Copy out the listing that follows, exact in every word, and skip the images.
---- Extracted data
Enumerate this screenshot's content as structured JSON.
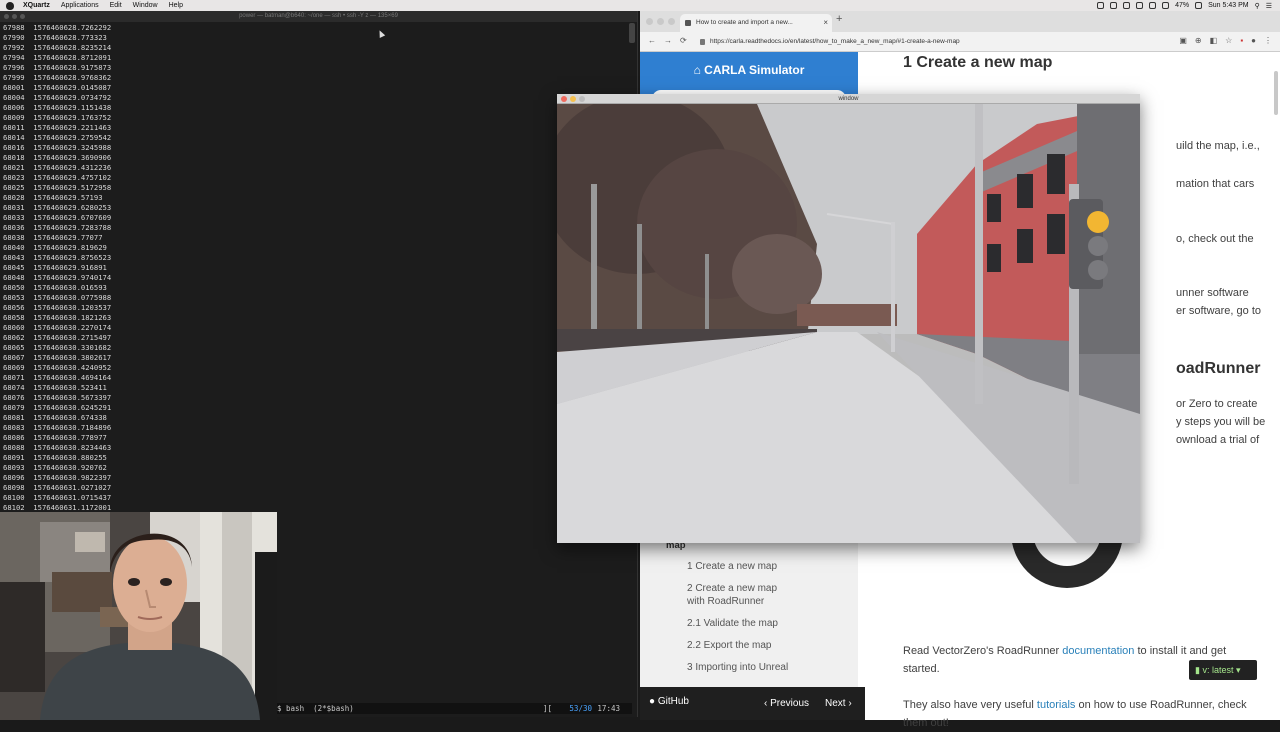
{
  "menubar": {
    "app": "XQuartz",
    "items": [
      "Applications",
      "Edit",
      "Window",
      "Help"
    ],
    "battery": "47%",
    "clock": "Sun 5:43 PM"
  },
  "terminal": {
    "title": "power — batman@b640: ~/one — ssh • ssh -Y z — 135×69",
    "lines": [
      "67988  1576460628.7262292",
      "67990  1576460628.773323",
      "67992  1576460628.8235214",
      "67994  1576460628.8712091",
      "67996  1576460628.9175873",
      "67999  1576460628.9768362",
      "68001  1576460629.0145087",
      "68004  1576460629.0734792",
      "68006  1576460629.1151438",
      "68009  1576460629.1763752",
      "68011  1576460629.2211463",
      "68014  1576460629.2759542",
      "68016  1576460629.3245988",
      "68018  1576460629.3690906",
      "68021  1576460629.4312236",
      "68023  1576460629.4757102",
      "68025  1576460629.5172958",
      "68028  1576460629.57193",
      "68031  1576460629.6280253",
      "68033  1576460629.6707609",
      "68036  1576460629.7283788",
      "68038  1576460629.77077",
      "68040  1576460629.819629",
      "68043  1576460629.8756523",
      "68045  1576460629.916891",
      "68048  1576460629.9740174",
      "68050  1576460630.016593",
      "68053  1576460630.0775988",
      "68056  1576460630.1203537",
      "68058  1576460630.1821263",
      "68060  1576460630.2270174",
      "68062  1576460630.2715497",
      "68065  1576460630.3301682",
      "68067  1576460630.3802617",
      "68069  1576460630.4240952",
      "68071  1576460630.4694164",
      "68074  1576460630.523411",
      "68076  1576460630.5673397",
      "68079  1576460630.6245291",
      "68081  1576460630.674338",
      "68083  1576460630.7184896",
      "68086  1576460630.778977",
      "68088  1576460630.8234463",
      "68091  1576460630.880255",
      "68093  1576460630.920762",
      "68096  1576460630.9822397",
      "68098  1576460631.0271027",
      "68100  1576460631.0715437",
      "68102  1576460631.1172001"
    ],
    "status_left": "$ bash  (2*$bash)",
    "status_bracket": "][",
    "status_pct": "53/30",
    "status_time": "17:43"
  },
  "browser": {
    "tab_title": "How to create and import a new...",
    "url": "https://carla.readthedocs.io/en/latest/how_to_make_a_new_map/#1-create-a-new-map",
    "sidebar": {
      "brand": "CARLA Simulator",
      "section": "map",
      "toc": [
        "1 Create a new map",
        "2 Create a new map with RoadRunner",
        "2.1 Validate the map",
        "2.2 Export the map",
        "3 Importing into Unreal"
      ],
      "github": "GitHub",
      "previous": "Previous",
      "next": "Next"
    },
    "content": {
      "heading": "1 Create a new map",
      "fragments": [
        "uild the map, i.e.,",
        "mation that cars",
        "o, check out the",
        "unner software",
        "er software, go to",
        "or Zero to create",
        "y steps you will be",
        "ownload a trial of"
      ],
      "heading2_fragment": "oadRunner",
      "para1_pre": "Read VectorZero's RoadRunner ",
      "para1_link": "documentation",
      "para1_post": " to install it and get started.",
      "para2_pre": "They also have very useful ",
      "para2_link": "tutorials",
      "para2_post": " on how to use RoadRunner, check them out!"
    },
    "version_badge": "v: latest"
  },
  "carla_window": {
    "title": "window"
  },
  "colors": {
    "rtd_blue": "#2f7fd1",
    "link": "#2980b9",
    "traffic_light_amber": "#f2b632"
  }
}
--------
[Worked answer]:
Enumerate this screenshot's content as structured JSON.
{
  "menubar": {
    "app": "XQuartz",
    "items": [
      "Applications",
      "Edit",
      "Window",
      "Help"
    ],
    "battery": "47%",
    "clock": "Sun 5:43 PM"
  },
  "terminal": {
    "title": "power — batman@b640: ~/one — ssh • ssh -Y z — 135×69",
    "lines": [
      "67988  1576460628.7262292",
      "67990  1576460628.773323",
      "67992  1576460628.8235214",
      "67994  1576460628.8712091",
      "67996  1576460628.9175873",
      "67999  1576460628.9768362",
      "68001  1576460629.0145087",
      "68004  1576460629.0734792",
      "68006  1576460629.1151438",
      "68009  1576460629.1763752",
      "68011  1576460629.2211463",
      "68014  1576460629.2759542",
      "68016  1576460629.3245988",
      "68018  1576460629.3690906",
      "68021  1576460629.4312236",
      "68023  1576460629.4757102",
      "68025  1576460629.5172958",
      "68028  1576460629.57193",
      "68031  1576460629.6280253",
      "68033  1576460629.6707609",
      "68036  1576460629.7283788",
      "68038  1576460629.77077",
      "68040  1576460629.819629",
      "68043  1576460629.8756523",
      "68045  1576460629.916891",
      "68048  1576460629.9740174",
      "68050  1576460630.016593",
      "68053  1576460630.0775988",
      "68056  1576460630.1203537",
      "68058  1576460630.1821263",
      "68060  1576460630.2270174",
      "68062  1576460630.2715497",
      "68065  1576460630.3301682",
      "68067  1576460630.3802617",
      "68069  1576460630.4240952",
      "68071  1576460630.4694164",
      "68074  1576460630.523411",
      "68076  1576460630.5673397",
      "68079  1576460630.6245291",
      "68081  1576460630.674338",
      "68083  1576460630.7184896",
      "68086  1576460630.778977",
      "68088  1576460630.8234463",
      "68091  1576460630.880255",
      "68093  1576460630.920762",
      "68096  1576460630.9822397",
      "68098  1576460631.0271027",
      "68100  1576460631.0715437",
      "68102  1576460631.1172001"
    ],
    "status_left": "$ bash  (2*$bash)",
    "status_bracket": "][",
    "status_pct": "53/30",
    "status_time": "17:43"
  },
  "browser": {
    "tab_title": "How to create and import a new...",
    "url": "https://carla.readthedocs.io/en/latest/how_to_make_a_new_map/#1-create-a-new-map",
    "sidebar": {
      "brand": "CARLA Simulator",
      "section": "map",
      "toc": [
        "1 Create a new map",
        "2 Create a new map with RoadRunner",
        "2.1 Validate the map",
        "2.2 Export the map",
        "3 Importing into Unreal"
      ],
      "github": "GitHub",
      "previous": "Previous",
      "next": "Next"
    },
    "content": {
      "heading": "1 Create a new map",
      "fragments": [
        "uild the map, i.e.,",
        "mation that cars",
        "o, check out the",
        "unner software",
        "er software, go to",
        "or Zero to create",
        "y steps you will be",
        "ownload a trial of"
      ],
      "heading2_fragment": "oadRunner",
      "para1_pre": "Read VectorZero's RoadRunner ",
      "para1_link": "documentation",
      "para1_post": " to install it and get started.",
      "para2_pre": "They also have very useful ",
      "para2_link": "tutorials",
      "para2_post": " on how to use RoadRunner, check them out!"
    },
    "version_badge": "v: latest"
  },
  "carla_window": {
    "title": "window"
  },
  "colors": {
    "rtd_blue": "#2f7fd1",
    "link": "#2980b9",
    "traffic_light_amber": "#f2b632"
  }
}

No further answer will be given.